*Problem to work on*
Copy all of the records below verbatim.

*Source material*
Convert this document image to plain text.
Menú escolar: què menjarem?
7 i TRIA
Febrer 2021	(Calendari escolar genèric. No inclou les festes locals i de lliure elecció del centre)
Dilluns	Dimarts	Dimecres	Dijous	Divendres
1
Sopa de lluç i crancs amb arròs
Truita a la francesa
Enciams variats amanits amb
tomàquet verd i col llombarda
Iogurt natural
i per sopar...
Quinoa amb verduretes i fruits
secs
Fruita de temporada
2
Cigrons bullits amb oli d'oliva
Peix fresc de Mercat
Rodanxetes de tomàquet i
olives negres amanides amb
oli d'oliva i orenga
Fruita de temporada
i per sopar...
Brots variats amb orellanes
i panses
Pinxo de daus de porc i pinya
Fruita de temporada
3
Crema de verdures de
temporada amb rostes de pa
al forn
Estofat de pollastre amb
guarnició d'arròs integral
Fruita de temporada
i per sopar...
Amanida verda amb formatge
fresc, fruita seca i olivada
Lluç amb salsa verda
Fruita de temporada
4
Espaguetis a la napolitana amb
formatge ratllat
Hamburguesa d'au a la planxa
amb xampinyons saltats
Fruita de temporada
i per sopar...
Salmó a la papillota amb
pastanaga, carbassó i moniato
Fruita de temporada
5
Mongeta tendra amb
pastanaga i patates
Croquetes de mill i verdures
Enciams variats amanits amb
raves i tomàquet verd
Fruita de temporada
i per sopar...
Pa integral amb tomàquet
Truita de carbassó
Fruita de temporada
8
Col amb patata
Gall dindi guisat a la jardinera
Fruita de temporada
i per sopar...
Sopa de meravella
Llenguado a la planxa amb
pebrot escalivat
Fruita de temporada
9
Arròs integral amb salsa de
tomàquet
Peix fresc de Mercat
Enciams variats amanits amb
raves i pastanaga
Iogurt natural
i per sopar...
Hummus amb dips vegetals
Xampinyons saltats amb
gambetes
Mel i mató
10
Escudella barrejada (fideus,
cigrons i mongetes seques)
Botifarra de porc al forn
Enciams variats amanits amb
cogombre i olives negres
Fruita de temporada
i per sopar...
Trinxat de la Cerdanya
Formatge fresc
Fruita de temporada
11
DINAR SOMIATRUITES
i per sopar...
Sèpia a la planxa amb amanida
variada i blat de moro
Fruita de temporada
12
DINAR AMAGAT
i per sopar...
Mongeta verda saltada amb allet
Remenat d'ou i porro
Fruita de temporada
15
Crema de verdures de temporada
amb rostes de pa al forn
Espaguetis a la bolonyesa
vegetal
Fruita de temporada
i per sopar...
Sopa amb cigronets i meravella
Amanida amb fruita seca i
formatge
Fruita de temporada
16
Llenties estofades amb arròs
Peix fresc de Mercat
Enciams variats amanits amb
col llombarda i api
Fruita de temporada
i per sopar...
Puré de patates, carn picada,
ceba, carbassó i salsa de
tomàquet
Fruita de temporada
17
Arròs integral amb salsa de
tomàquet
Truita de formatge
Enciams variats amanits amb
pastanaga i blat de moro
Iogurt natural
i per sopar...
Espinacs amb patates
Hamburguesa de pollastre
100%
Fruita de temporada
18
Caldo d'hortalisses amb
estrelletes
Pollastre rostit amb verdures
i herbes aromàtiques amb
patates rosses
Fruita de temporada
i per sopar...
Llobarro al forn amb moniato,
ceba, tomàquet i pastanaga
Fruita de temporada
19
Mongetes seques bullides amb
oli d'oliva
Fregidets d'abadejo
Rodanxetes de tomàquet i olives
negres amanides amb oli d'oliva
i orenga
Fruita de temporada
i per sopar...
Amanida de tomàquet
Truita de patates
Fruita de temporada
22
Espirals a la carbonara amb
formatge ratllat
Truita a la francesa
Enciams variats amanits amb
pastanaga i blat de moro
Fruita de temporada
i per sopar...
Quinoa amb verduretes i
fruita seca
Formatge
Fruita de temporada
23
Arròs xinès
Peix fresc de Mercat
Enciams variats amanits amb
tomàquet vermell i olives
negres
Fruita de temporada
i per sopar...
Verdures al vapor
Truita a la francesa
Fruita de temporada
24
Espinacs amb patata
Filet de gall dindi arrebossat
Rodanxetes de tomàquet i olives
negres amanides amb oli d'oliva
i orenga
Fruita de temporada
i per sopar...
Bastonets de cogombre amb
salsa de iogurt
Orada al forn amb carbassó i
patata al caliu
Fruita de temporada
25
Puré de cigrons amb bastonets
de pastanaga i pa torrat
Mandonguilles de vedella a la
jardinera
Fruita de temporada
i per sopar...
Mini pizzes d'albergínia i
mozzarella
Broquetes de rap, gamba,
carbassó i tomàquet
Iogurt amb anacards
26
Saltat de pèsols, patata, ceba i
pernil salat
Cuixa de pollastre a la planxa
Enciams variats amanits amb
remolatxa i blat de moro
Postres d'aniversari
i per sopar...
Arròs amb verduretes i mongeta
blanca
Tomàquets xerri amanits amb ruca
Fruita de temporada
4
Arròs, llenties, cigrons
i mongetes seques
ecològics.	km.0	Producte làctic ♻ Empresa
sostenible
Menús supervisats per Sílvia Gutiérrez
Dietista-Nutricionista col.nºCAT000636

*Answer for the task*
Convert this document image to plain text.
Menú escolar: què menjarem?
7 i TRIA
Febrer 2021	(Calendari escolar genèric. No inclou les festes locals i de lliure elecció del centre)
Dilluns	Dimarts	Dimecres	Dijous	Divendres
1
Sopa de lluç i crancs amb arròs
Truita a la francesa
Enciams variats amanits amb
tomàquet verd i col llombarda
Iogurt natural
i per sopar...
Quinoa amb verduretes i fruits
secs
Fruita de temporada
2
Cigrons bullits amb oli d'oliva
Peix fresc de Mercat
Rodanxetes de tomàquet i
olives negres amanides amb
oli d'oliva i orenga
Fruita de temporada
i per sopar...
Brots variats amb orellanes
i panses
Pinxo de daus de porc i pinya
Fruita de temporada
3
Crema de verdures de
temporada amb rostes de pa
al forn
Estofat de pollastre amb
guarnició d'arròs integral
Fruita de temporada
i per sopar...
Amanida verda amb formatge
fresc, fruita seca i olivada
Lluç amb salsa verda
Fruita de temporada
4
Espaguetis a la napolitana amb
formatge ratllat
Hamburguesa d'au a la planxa
amb xampinyons saltats
Fruita de temporada
i per sopar...
Salmó a la papillota amb
pastanaga, carbassó i moniato
Fruita de temporada
5
Mongeta tendra amb
pastanaga i patates
Croquetes de mill i verdures
Enciams variats amanits amb
raves i tomàquet verd
Fruita de temporada
i per sopar...
Pa integral amb tomàquet
Truita de carbassó
Fruita de temporada
8
Col amb patata
Gall dindi guisat a la jardinera
Fruita de temporada
i per sopar...
Sopa de meravella
Llenguado a la planxa amb
pebrot escalivat
Fruita de temporada
9
Arròs integral amb salsa de
tomàquet
Peix fresc de Mercat
Enciams variats amanits amb
raves i pastanaga
Iogurt natural
i per sopar...
Hummus amb dips vegetals
Xampinyons saltats amb
gambetes
Mel i mató
10
Escudella barrejada (fideus,
cigrons i mongetes seques)
Botifarra de porc al forn
Enciams variats amanits amb
cogombre i olives negres
Fruita de temporada
i per sopar...
Trinxat de la Cerdanya
Formatge fresc
Fruita de temporada
11
DINAR SOMIATRUITES
i per sopar...
Sèpia a la planxa amb amanida
variada i blat de moro
Fruita de temporada
12
DINAR AMAGAT
i per sopar...
Mongeta verda saltada amb allet
Remenat d'ou i porro
Fruita de temporada
15
Crema de verdures de temporada
amb rostes de pa al forn
Espaguetis a la bolonyesa
vegetal
Fruita de temporada
i per sopar...
Sopa amb cigronets i meravella
Amanida amb fruita seca i
formatge
Fruita de temporada
16
Llenties estofades amb arròs
Peix fresc de Mercat
Enciams variats amanits amb
col llombarda i api
Fruita de temporada
i per sopar...
Puré de patates, carn picada,
ceba, carbassó i salsa de
tomàquet
Fruita de temporada
17
Arròs integral amb salsa de
tomàquet
Truita de formatge
Enciams variats amanits amb
pastanaga i blat de moro
Iogurt natural
i per sopar...
Espinacs amb patates
Hamburguesa de pollastre
100%
Fruita de temporada
18
Caldo d'hortalisses amb
estrelletes
Pollastre rostit amb verdures
i herbes aromàtiques amb
patates rosses
Fruita de temporada
i per sopar...
Llobarro al forn amb moniato,
ceba, tomàquet i pastanaga
Fruita de temporada
19
Mongetes seques bullides amb
oli d'oliva
Fregidets d'abadejo
Rodanxetes de tomàquet i olives
negres amanides amb oli d'oliva
i orenga
Fruita de temporada
i per sopar...
Amanida de tomàquet
Truita de patates
Fruita de temporada
22
Espirals a la carbonara amb
formatge ratllat
Truita a la francesa
Enciams variats amanits amb
pastanaga i blat de moro
Fruita de temporada
i per sopar...
Quinoa amb verduretes i
fruita seca
Formatge
Fruita de temporada
23
Arròs xinès
Peix fresc de Mercat
Enciams variats amanits amb
tomàquet vermell i olives
negres
Fruita de temporada
i per sopar...
Verdures al vapor
Truita a la francesa
Fruita de temporada
24
Espinacs amb patata
Filet de gall dindi arrebossat
Rodanxetes de tomàquet i olives
negres amanides amb oli d'oliva
i orenga
Fruita de temporada
i per sopar...
Bastonets de cogombre amb
salsa de iogurt
Orada al forn amb carbassó i
patata al caliu
Fruita de temporada
25
Puré de cigrons amb bastonets
de pastanaga i pa torrat
Mandonguilles de vedella a la
jardinera
Fruita de temporada
i per sopar...
Mini pizzes d'albergínia i
mozzarella
Broquetes de rap, gamba,
carbassó i tomàquet
Iogurt amb anacards
26
Saltat de pèsols, patata, ceba i
pernil salat
Cuixa de pollastre a la planxa
Enciams variats amanits amb
remolatxa i blat de moro
Postres d'aniversari
i per sopar...
Arròs amb verduretes i mongeta
blanca
Tomàquets xerri amanits amb ruca
Fruita de temporada
4
Arròs, llenties, cigrons
i mongetes seques
ecològics.	km.0	Producte làctic ♻ Empresa
sostenible
Menús supervisats per Sílvia Gutiérrez
Dietista-Nutricionista col.nºCAT000636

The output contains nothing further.